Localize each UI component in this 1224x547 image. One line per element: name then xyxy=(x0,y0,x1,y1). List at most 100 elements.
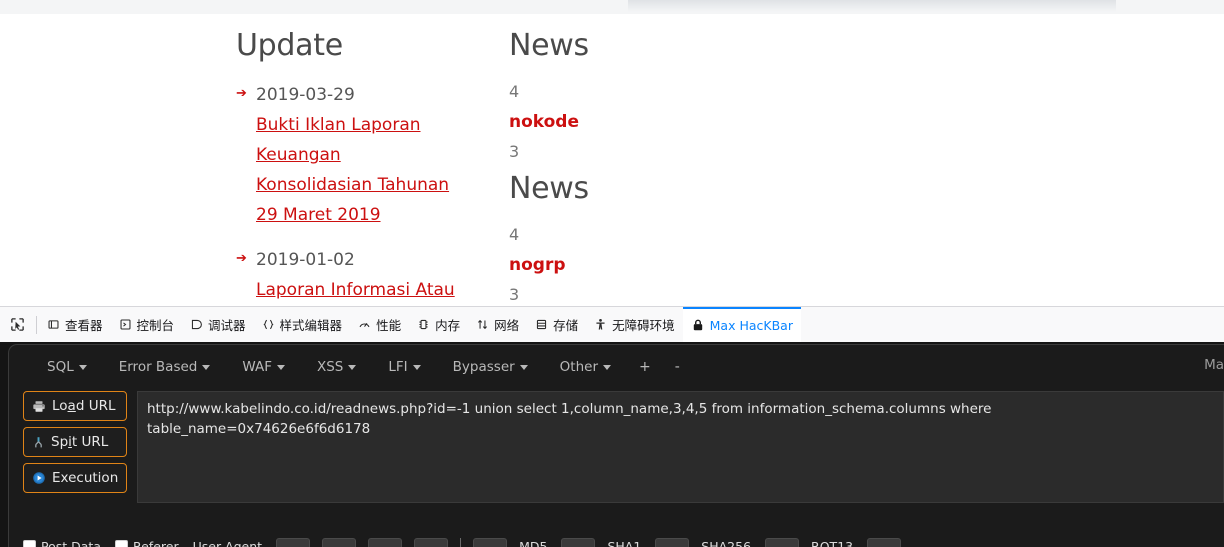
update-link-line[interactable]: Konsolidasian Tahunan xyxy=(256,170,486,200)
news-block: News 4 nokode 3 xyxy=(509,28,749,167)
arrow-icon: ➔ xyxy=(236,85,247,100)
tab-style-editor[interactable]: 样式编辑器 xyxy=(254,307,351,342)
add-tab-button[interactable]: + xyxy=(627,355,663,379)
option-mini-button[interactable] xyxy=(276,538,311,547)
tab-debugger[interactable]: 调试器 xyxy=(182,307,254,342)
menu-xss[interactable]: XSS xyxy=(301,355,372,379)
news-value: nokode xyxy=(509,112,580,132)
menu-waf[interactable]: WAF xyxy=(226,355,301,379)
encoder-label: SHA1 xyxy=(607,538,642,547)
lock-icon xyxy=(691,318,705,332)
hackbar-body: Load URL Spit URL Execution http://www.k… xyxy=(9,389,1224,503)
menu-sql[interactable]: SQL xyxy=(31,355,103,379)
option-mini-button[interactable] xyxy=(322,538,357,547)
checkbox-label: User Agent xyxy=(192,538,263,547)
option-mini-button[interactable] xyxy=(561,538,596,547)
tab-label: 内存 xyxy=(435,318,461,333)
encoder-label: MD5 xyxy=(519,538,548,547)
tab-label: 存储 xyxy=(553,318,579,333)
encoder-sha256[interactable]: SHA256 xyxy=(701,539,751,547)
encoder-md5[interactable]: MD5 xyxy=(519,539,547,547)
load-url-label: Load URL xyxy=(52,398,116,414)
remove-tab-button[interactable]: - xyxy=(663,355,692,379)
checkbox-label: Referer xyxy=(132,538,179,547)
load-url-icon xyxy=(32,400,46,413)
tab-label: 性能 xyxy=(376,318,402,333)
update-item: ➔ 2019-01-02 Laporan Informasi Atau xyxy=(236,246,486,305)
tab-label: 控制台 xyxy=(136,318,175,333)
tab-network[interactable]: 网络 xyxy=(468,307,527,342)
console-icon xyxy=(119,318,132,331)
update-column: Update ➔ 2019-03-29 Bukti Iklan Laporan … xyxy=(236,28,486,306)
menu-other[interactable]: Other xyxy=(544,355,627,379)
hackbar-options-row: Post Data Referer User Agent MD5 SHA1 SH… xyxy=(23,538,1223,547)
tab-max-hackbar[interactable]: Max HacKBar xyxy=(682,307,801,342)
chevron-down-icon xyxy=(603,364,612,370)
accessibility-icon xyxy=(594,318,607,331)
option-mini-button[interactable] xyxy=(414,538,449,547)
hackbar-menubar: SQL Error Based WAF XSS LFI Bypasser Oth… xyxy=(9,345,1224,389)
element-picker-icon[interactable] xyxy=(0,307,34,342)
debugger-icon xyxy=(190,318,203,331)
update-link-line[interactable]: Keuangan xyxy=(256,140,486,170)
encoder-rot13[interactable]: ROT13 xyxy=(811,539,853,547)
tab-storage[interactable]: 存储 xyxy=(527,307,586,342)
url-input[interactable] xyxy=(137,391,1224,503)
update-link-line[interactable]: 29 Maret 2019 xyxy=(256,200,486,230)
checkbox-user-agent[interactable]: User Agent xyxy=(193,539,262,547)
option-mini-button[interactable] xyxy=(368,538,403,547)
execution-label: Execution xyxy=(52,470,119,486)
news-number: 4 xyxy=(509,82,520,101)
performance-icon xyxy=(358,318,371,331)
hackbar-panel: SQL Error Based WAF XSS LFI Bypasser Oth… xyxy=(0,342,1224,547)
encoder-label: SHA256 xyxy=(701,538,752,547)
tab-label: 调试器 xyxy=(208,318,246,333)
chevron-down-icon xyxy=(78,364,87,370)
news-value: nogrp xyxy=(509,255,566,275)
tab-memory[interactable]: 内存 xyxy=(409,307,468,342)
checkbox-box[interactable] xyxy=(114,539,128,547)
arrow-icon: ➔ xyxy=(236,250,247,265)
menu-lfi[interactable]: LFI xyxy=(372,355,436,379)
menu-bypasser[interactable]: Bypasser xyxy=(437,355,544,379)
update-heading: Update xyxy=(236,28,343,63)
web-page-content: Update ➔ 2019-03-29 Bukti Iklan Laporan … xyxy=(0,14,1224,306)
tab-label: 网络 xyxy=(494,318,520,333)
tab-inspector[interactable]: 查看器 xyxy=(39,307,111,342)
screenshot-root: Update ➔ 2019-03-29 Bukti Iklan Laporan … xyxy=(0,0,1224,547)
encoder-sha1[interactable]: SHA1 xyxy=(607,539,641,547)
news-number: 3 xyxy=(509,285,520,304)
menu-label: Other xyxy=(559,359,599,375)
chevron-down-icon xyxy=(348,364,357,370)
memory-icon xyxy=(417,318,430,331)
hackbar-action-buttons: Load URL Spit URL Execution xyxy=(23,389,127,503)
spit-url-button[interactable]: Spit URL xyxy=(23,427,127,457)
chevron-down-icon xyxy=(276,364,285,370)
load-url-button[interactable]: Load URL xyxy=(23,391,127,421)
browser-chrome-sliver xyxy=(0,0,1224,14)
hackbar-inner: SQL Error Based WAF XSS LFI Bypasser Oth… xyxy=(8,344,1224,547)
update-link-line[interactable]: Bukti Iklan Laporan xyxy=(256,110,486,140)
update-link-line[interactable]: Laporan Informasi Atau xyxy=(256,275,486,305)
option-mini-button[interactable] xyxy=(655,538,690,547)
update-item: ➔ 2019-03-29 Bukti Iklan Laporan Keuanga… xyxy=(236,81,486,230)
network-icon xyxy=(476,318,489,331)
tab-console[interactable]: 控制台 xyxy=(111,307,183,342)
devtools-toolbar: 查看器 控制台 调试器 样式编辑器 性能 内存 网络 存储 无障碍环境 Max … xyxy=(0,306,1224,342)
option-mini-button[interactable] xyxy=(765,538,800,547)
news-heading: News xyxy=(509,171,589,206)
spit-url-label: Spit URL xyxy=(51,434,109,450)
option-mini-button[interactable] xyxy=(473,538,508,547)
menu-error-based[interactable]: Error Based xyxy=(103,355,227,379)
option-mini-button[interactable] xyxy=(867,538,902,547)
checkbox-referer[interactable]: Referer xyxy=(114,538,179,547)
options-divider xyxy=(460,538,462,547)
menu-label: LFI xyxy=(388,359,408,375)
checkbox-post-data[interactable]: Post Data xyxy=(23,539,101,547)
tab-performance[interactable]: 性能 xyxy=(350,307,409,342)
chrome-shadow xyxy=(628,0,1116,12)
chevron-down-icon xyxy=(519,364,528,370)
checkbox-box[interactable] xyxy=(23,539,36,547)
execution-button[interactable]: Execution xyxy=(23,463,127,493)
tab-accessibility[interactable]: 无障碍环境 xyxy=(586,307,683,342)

────

▶ Exercise task: Copy out the rows between the line holding "update-link-line[interactable]: Konsolidasian Tahunan" and the line holding "tab-debugger[interactable]: 调试器 xyxy=(182,307,254,342)", inclusive, reproducing each one character for character.

▶ Output of the task:
update-link-line[interactable]: Konsolidasian Tahunan xyxy=(256,170,486,200)
news-block: News 4 nokode 3 xyxy=(509,28,749,167)
arrow-icon: ➔ xyxy=(236,85,247,100)
tab-style-editor[interactable]: 样式编辑器 xyxy=(254,307,351,342)
add-tab-button[interactable]: + xyxy=(627,355,663,379)
option-mini-button[interactable] xyxy=(276,538,311,547)
tab-debugger[interactable]: 调试器 xyxy=(182,307,254,342)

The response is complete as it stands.